EXERCISE BRIEF - Continue the post about flattening XIncludes with xsltproc, starting after its last sentence.

PROVIDED TEXT -
For simple testing, I'm attempting only to produce a "flattened"
document that just resolves the XIincludes. Stylesheet looks like
this:
<?xml version="1.0" encoding="UTF-8"?>
<xsl:stylesheet version="1.0"
xmlns:xsl="http://www.w3.org/1999/XSL/Transform">
<!-- Identity transform, but "flatten" xincludes -->
<xsl:output method="xml" indent="yes"/>
<xsl:preserve-space elements="*"/>
<xsl:template match="xi:include"
xmlns:xi="http://www.w3.org/2001/XInclude">
<xsl:for-each select="document(@href)">
<xsl:apply-templates/>
</xsl:for-each>
</xsl:template>
<!-- identity transform -->
<xsl:template match="/ | node() | @* | comment() |
processing-instruction()">
<xsl:copy>
<xsl:apply-templates select="@* | node()"/>
</xsl:copy>
</xsl:template>
</xsl:stylesheet>
My processing command is:
xsltproc --xinclude --novalid xinclude.xsl input.xml > output.xml
This takes about 12 minutes on my 900 MHz G3 iBook (Mac OS X), and about
4 minutes on my 2.8 GHz Pentium 4 Gentoo Linux box.

STORED DATA -
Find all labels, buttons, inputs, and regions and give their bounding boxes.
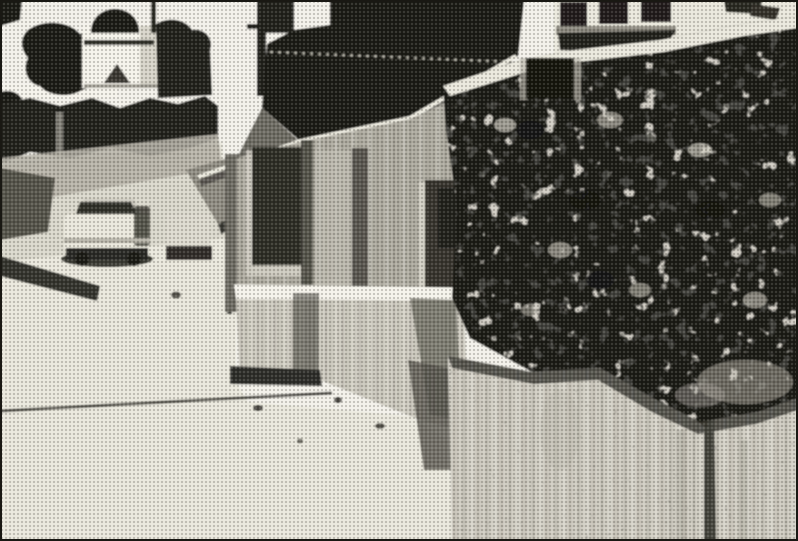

* * *

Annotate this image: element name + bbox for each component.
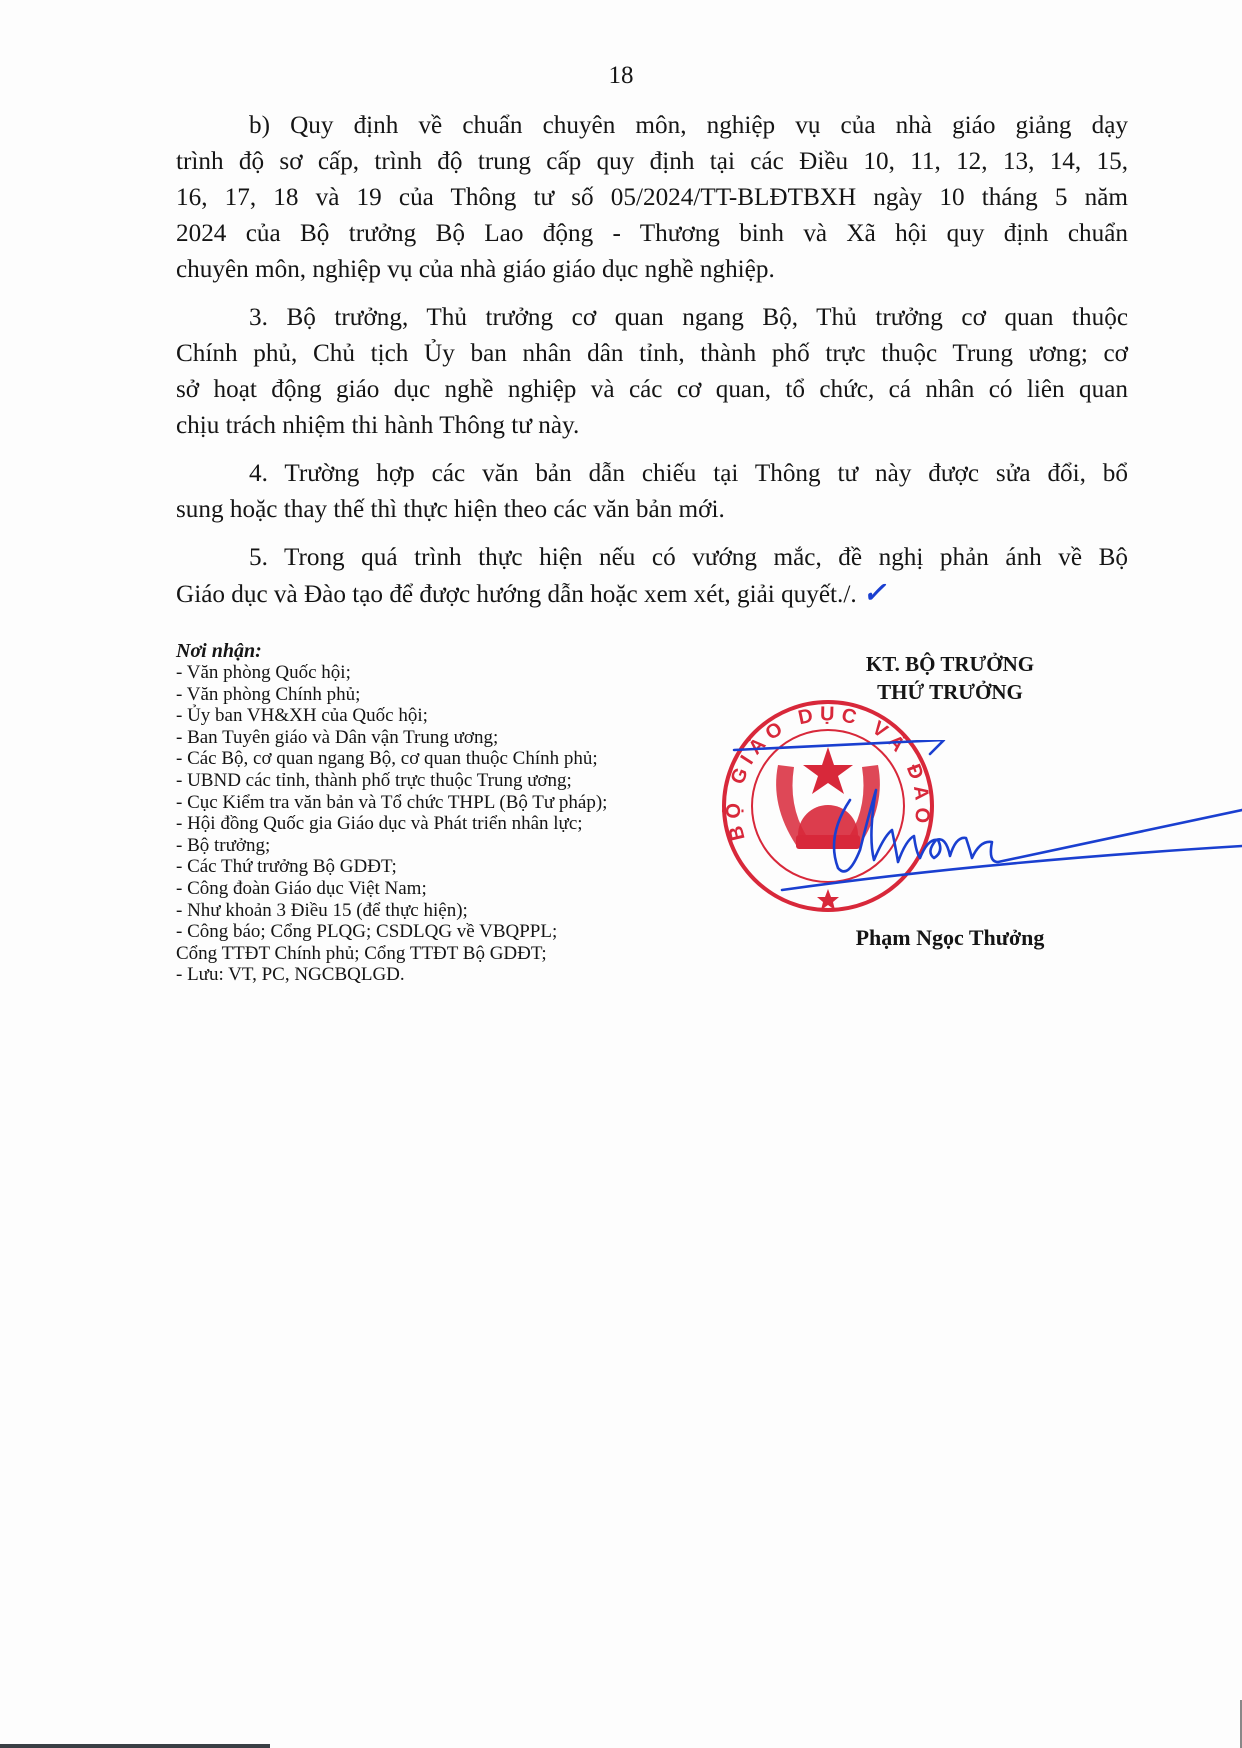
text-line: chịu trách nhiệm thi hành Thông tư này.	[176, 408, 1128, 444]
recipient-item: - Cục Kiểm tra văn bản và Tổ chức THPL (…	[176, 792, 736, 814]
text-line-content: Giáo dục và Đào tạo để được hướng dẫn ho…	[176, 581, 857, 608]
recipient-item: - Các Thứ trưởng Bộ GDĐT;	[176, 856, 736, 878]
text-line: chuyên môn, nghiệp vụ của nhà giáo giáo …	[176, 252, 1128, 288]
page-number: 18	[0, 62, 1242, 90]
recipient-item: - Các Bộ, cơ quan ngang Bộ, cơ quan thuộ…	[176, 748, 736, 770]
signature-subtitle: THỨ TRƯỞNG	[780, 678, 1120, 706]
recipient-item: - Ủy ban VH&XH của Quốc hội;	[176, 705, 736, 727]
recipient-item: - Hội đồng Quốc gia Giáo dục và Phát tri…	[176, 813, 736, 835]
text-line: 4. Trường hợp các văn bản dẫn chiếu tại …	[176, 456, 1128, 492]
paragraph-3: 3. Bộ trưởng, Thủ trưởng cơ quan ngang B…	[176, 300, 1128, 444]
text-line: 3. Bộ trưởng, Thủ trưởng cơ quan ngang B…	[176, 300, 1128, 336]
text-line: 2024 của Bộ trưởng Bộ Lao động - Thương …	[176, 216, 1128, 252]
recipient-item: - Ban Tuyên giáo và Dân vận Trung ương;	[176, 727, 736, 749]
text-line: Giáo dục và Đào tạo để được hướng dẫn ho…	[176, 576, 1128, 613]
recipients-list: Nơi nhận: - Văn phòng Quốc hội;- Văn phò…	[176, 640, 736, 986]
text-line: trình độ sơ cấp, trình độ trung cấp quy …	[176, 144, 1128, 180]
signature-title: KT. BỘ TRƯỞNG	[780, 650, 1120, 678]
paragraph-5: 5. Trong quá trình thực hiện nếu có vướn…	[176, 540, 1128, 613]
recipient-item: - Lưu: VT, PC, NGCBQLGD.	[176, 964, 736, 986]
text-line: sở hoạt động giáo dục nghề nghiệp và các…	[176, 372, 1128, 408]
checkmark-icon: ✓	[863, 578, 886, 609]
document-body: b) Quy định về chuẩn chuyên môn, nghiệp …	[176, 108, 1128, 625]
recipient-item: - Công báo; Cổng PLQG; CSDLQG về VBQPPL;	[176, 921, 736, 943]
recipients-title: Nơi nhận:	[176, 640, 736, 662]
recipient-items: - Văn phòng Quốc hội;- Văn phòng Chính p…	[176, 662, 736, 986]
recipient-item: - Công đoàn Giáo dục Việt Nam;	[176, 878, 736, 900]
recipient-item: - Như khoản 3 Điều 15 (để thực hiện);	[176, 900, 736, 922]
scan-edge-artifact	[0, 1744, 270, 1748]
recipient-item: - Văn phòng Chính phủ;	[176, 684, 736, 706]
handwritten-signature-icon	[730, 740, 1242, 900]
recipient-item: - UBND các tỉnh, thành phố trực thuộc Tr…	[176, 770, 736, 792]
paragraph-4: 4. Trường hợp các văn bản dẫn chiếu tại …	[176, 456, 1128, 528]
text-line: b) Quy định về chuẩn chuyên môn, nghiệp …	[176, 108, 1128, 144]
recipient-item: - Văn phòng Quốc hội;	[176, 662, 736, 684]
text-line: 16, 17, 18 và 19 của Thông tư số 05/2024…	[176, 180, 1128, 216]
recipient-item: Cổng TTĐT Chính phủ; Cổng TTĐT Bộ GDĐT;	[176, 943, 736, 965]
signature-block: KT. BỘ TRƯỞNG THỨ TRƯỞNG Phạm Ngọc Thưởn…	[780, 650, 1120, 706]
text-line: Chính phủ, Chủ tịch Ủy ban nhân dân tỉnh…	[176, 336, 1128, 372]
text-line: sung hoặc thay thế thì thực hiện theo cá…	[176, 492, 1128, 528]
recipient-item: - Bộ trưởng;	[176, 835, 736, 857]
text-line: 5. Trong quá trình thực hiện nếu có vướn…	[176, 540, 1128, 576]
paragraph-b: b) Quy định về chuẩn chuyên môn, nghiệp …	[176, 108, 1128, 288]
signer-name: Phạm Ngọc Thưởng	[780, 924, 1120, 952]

FINAL RESULT -
That seems pretty slow, particular given that the control condition takes
mere seconds (running the flattenedly document through a standard
identity
transform with xsltproc).
I don't want to post the input here because it's so big, so this is
really
just a preliminary post to ask for advice as to how I might go about
improving the XInclude-d transform: Is this a known issue with
xsltproc/XInclude? Or is there perhaps some flag I should be using
that I
am failing to use? Something bad about my stylesheet?